--- Rows from a dataset ---
=-=-=

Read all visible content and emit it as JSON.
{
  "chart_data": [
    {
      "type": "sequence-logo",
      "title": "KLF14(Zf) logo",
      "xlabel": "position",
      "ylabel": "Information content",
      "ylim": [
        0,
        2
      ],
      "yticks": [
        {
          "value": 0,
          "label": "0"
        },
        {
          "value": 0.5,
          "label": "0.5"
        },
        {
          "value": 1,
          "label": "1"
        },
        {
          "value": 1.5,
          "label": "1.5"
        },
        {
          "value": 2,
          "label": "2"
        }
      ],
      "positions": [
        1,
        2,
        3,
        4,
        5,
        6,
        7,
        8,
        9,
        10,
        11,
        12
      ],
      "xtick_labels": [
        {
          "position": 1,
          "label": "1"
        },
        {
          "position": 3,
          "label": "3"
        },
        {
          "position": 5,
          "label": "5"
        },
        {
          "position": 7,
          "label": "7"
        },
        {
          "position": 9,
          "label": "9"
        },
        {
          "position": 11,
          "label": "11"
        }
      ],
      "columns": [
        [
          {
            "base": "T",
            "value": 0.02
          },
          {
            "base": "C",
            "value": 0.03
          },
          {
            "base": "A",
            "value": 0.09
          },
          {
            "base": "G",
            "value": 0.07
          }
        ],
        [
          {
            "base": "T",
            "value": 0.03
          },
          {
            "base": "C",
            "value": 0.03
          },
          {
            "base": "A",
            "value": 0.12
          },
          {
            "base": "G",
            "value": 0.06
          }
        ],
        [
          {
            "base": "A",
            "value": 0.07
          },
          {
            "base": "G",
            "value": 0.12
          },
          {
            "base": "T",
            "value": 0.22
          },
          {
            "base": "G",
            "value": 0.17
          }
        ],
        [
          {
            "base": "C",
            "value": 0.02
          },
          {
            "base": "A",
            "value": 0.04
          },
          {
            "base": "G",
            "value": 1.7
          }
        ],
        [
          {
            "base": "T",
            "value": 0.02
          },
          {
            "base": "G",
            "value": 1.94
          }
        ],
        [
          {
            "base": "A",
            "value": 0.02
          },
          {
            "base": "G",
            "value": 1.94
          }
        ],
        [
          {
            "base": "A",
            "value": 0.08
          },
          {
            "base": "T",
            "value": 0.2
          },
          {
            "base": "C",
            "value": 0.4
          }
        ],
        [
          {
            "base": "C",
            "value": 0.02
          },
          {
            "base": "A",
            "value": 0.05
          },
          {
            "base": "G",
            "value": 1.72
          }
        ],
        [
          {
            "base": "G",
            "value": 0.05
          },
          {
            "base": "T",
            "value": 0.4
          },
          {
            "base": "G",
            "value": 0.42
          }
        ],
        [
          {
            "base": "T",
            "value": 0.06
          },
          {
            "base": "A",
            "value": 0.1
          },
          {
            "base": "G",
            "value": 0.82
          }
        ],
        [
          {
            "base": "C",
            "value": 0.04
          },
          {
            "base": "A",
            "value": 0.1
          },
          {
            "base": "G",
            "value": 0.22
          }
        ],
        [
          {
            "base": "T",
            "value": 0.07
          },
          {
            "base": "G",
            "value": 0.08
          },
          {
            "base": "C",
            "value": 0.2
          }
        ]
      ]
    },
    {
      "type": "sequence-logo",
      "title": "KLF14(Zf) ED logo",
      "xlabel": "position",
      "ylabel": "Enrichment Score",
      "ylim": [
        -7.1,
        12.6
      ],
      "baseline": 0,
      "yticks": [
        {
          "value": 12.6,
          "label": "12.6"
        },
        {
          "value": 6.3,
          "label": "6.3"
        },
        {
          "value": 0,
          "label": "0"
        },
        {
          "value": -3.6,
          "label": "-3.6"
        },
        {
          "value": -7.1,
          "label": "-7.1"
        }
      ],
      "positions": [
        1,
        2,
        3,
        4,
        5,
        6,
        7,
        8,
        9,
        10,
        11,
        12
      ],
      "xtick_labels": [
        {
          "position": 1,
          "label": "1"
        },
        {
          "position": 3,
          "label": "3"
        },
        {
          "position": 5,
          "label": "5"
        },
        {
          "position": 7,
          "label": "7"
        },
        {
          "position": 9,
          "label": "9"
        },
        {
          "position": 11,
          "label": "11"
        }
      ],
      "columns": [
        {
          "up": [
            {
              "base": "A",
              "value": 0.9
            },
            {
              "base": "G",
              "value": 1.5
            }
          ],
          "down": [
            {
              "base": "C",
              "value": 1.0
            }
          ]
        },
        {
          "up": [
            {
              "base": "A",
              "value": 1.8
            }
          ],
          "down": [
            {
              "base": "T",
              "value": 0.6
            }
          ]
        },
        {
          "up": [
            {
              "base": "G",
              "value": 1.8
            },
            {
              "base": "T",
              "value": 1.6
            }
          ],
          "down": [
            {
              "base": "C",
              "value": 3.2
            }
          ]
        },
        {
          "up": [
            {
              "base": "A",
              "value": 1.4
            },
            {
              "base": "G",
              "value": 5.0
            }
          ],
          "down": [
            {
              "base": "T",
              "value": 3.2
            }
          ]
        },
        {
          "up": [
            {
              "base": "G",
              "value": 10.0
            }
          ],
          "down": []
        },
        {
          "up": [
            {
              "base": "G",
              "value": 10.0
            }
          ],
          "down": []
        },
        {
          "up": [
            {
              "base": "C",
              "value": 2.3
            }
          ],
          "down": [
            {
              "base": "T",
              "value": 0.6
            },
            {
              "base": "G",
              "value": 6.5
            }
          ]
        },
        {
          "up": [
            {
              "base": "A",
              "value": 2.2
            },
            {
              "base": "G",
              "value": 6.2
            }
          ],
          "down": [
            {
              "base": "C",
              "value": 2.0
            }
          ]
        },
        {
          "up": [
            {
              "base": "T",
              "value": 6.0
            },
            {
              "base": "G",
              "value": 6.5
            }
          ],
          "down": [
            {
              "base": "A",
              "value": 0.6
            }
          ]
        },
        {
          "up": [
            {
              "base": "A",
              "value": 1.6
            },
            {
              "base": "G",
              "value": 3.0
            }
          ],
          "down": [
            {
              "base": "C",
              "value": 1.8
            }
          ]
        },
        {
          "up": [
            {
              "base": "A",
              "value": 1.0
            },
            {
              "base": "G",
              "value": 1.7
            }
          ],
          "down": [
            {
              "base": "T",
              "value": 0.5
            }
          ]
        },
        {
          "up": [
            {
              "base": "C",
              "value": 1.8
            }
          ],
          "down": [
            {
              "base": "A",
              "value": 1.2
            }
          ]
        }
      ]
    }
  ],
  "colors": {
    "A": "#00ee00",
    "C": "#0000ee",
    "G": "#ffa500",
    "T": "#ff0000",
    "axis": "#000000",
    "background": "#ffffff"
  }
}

=-=-=

--- Problem to work on ---
Reproduce the full listing word for word.

--- Written response ---
Read all visible content and emit it as JSON.
{
  "chart_data": [
    {
      "type": "sequence-logo",
      "title": "KLF14(Zf) logo",
      "xlabel": "position",
      "ylabel": "Information content",
      "ylim": [
        0,
        2
      ],
      "yticks": [
        {
          "value": 0,
          "label": "0"
        },
        {
          "value": 0.5,
          "label": "0.5"
        },
        {
          "value": 1,
          "label": "1"
        },
        {
          "value": 1.5,
          "label": "1.5"
        },
        {
          "value": 2,
          "label": "2"
        }
      ],
      "positions": [
        1,
        2,
        3,
        4,
        5,
        6,
        7,
        8,
        9,
        10,
        11,
        12
      ],
      "xtick_labels": [
        {
          "position": 1,
          "label": "1"
        },
        {
          "position": 3,
          "label": "3"
        },
        {
          "position": 5,
          "label": "5"
        },
        {
          "position": 7,
          "label": "7"
        },
        {
          "position": 9,
          "label": "9"
        },
        {
          "position": 11,
          "label": "11"
        }
      ],
      "columns": [
        [
          {
            "base": "T",
            "value": 0.02
          },
          {
            "base": "C",
            "value": 0.03
          },
          {
            "base": "A",
            "value": 0.09
          },
          {
            "base": "G",
            "value": 0.07
          }
        ],
        [
          {
            "base": "T",
            "value": 0.03
          },
          {
            "base": "C",
            "value": 0.03
          },
          {
            "base": "A",
            "value": 0.12
          },
          {
            "base": "G",
            "value": 0.06
          }
        ],
        [
          {
            "base": "A",
            "value": 0.07
          },
          {
            "base": "G",
            "value": 0.12
          },
          {
            "base": "T",
            "value": 0.22
          },
          {
            "base": "G",
            "value": 0.17
          }
        ],
        [
          {
            "base": "C",
            "value": 0.02
          },
          {
            "base": "A",
            "value": 0.04
          },
          {
            "base": "G",
            "value": 1.7
          }
        ],
        [
          {
            "base": "T",
            "value": 0.02
          },
          {
            "base": "G",
            "value": 1.94
          }
        ],
        [
          {
            "base": "A",
            "value": 0.02
          },
          {
            "base": "G",
            "value": 1.94
          }
        ],
        [
          {
            "base": "A",
            "value": 0.08
          },
          {
            "base": "T",
            "value": 0.2
          },
          {
            "base": "C",
            "value": 0.4
          }
        ],
        [
          {
            "base": "C",
            "value": 0.02
          },
          {
            "base": "A",
            "value": 0.05
          },
          {
            "base": "G",
            "value": 1.72
          }
        ],
        [
          {
            "base": "G",
            "value": 0.05
          },
          {
            "base": "T",
            "value": 0.4
          },
          {
            "base": "G",
            "value": 0.42
          }
        ],
        [
          {
            "base": "T",
            "value": 0.06
          },
          {
            "base": "A",
            "value": 0.1
          },
          {
            "base": "G",
            "value": 0.82
          }
        ],
        [
          {
            "base": "C",
            "value": 0.04
          },
          {
            "base": "A",
            "value": 0.1
          },
          {
            "base": "G",
            "value": 0.22
          }
        ],
        [
          {
            "base": "T",
            "value": 0.07
          },
          {
            "base": "G",
            "value": 0.08
          },
          {
            "base": "C",
            "value": 0.2
          }
        ]
      ]
    },
    {
      "type": "sequence-logo",
      "title": "KLF14(Zf) ED logo",
      "xlabel": "position",
      "ylabel": "Enrichment Score",
      "ylim": [
        -7.1,
        12.6
      ],
      "baseline": 0,
      "yticks": [
        {
          "value": 12.6,
          "label": "12.6"
        },
        {
          "value": 6.3,
          "label": "6.3"
        },
        {
          "value": 0,
          "label": "0"
        },
        {
          "value": -3.6,
          "label": "-3.6"
        },
        {
          "value": -7.1,
          "label": "-7.1"
        }
      ],
      "positions": [
        1,
        2,
        3,
        4,
        5,
        6,
        7,
        8,
        9,
        10,
        11,
        12
      ],
      "xtick_labels": [
        {
          "position": 1,
          "label": "1"
        },
        {
          "position": 3,
          "label": "3"
        },
        {
          "position": 5,
          "label": "5"
        },
        {
          "position": 7,
          "label": "7"
        },
        {
          "position": 9,
          "label": "9"
        },
        {
          "position": 11,
          "label": "11"
        }
      ],
      "columns": [
        {
          "up": [
            {
              "base": "A",
              "value": 0.9
            },
            {
              "base": "G",
              "value": 1.5
            }
          ],
          "down": [
            {
              "base": "C",
              "value": 1.0
            }
          ]
        },
        {
          "up": [
            {
              "base": "A",
              "value": 1.8
            }
          ],
          "down": [
            {
              "base": "T",
              "value": 0.6
            }
          ]
        },
        {
          "up": [
            {
              "base": "G",
              "value": 1.8
            },
            {
              "base": "T",
              "value": 1.6
            }
          ],
          "down": [
            {
              "base": "C",
              "value": 3.2
            }
          ]
        },
        {
          "up": [
            {
              "base": "A",
              "value": 1.4
            },
            {
              "base": "G",
              "value": 5.0
            }
          ],
          "down": [
            {
              "base": "T",
              "value": 3.2
            }
          ]
        },
        {
          "up": [
            {
              "base": "G",
              "value": 10.0
            }
          ],
          "down": []
        },
        {
          "up": [
            {
              "base": "G",
              "value": 10.0
            }
          ],
          "down": []
        },
        {
          "up": [
            {
              "base": "C",
              "value": 2.3
            }
          ],
          "down": [
            {
              "base": "T",
              "value": 0.6
            },
            {
              "base": "G",
              "value": 6.5
            }
          ]
        },
        {
          "up": [
            {
              "base": "A",
              "value": 2.2
            },
            {
              "base": "G",
              "value": 6.2
            }
          ],
          "down": [
            {
              "base": "C",
              "value": 2.0
            }
          ]
        },
        {
          "up": [
            {
              "base": "T",
              "value": 6.0
            },
            {
              "base": "G",
              "value": 6.5
            }
          ],
          "down": [
            {
              "base": "A",
              "value": 0.6
            }
          ]
        },
        {
          "up": [
            {
              "base": "A",
              "value": 1.6
            },
            {
              "base": "G",
              "value": 3.0
            }
          ],
          "down": [
            {
              "base": "C",
              "value": 1.8
            }
          ]
        },
        {
          "up": [
            {
              "base": "A",
              "value": 1.0
            },
            {
              "base": "G",
              "value": 1.7
            }
          ],
          "down": [
            {
              "base": "T",
              "value": 0.5
            }
          ]
        },
        {
          "up": [
            {
              "base": "C",
              "value": 1.8
            }
          ],
          "down": [
            {
              "base": "A",
              "value": 1.2
            }
          ]
        }
      ]
    }
  ],
  "colors": {
    "A": "#00ee00",
    "C": "#0000ee",
    "G": "#ffa500",
    "T": "#ff0000",
    "axis": "#000000",
    "background": "#ffffff"
  }
}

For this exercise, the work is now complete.